■ WHAT NEEDS TO BE DONE
Which lines contain the string "icon"? Please list every one of them.

■ ITEMS
════════
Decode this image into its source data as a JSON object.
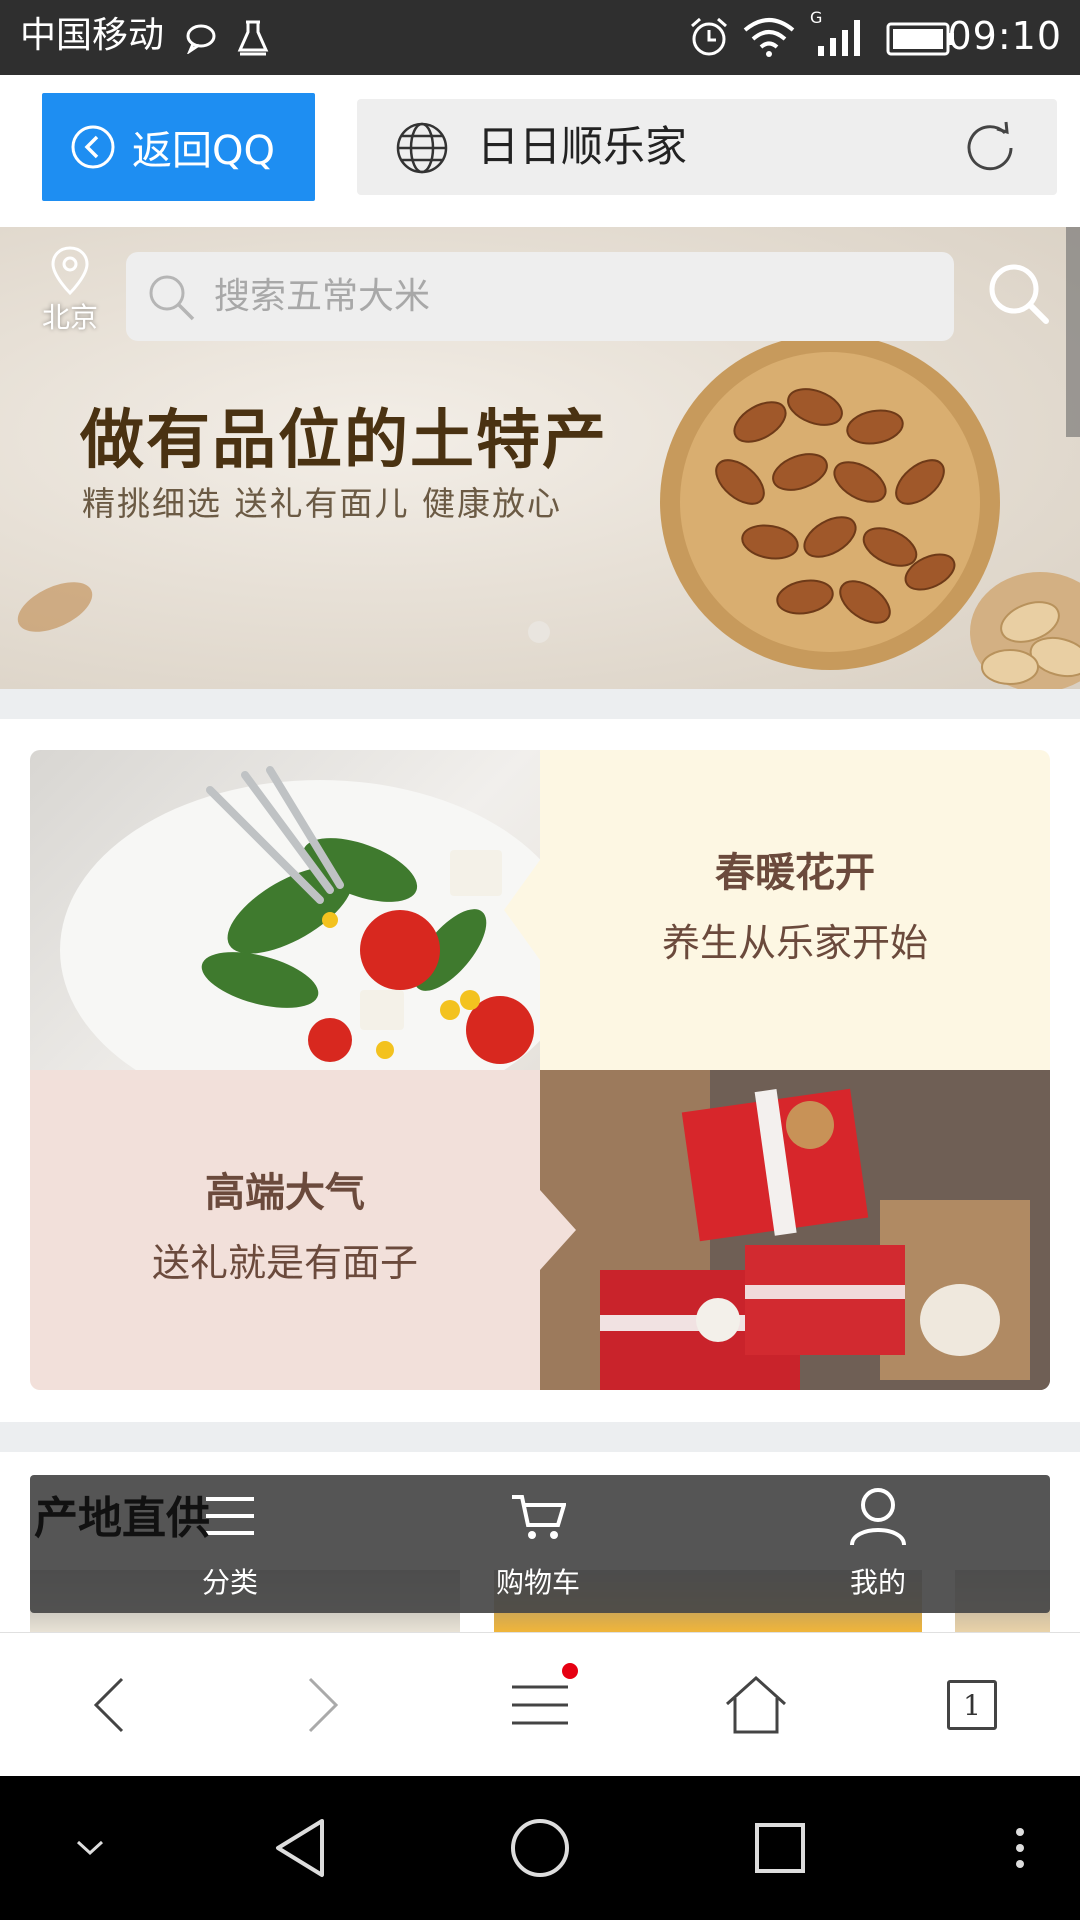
{
  "status_bar": {
    "carrier": "中国移动",
    "time": "09:10",
    "network": "G"
  },
  "browser_header": {
    "back_label": "返回QQ",
    "site_title": "日日顺乐家"
  },
  "banner": {
    "location": "北京",
    "search_placeholder": "搜索五常大米",
    "title": "做有品位的土特产",
    "subtitle": "精挑细选 送礼有面儿 健康放心"
  },
  "promos": [
    {
      "headline": "春暖花开",
      "subtext": "养生从乐家开始"
    },
    {
      "headline": "高端大气",
      "subtext": "送礼就是有面子"
    }
  ],
  "section": {
    "title": "产地直供"
  },
  "bottom_tabs": [
    {
      "label": "分类",
      "icon": "menu-icon"
    },
    {
      "label": "购物车",
      "icon": "cart-icon"
    },
    {
      "label": "我的",
      "icon": "user-icon"
    }
  ],
  "browser_toolbar": {
    "tab_count": "1"
  },
  "colors": {
    "accent_blue": "#1e8ef2",
    "status_bar": "#2f2f2f",
    "promo_text": "#6b4a3c",
    "badge_red": "#e60012"
  }
}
════════
■ TASK RESPONSE
      "icon": "menu-icon"
      "icon": "cart-icon"
      "icon": "user-icon"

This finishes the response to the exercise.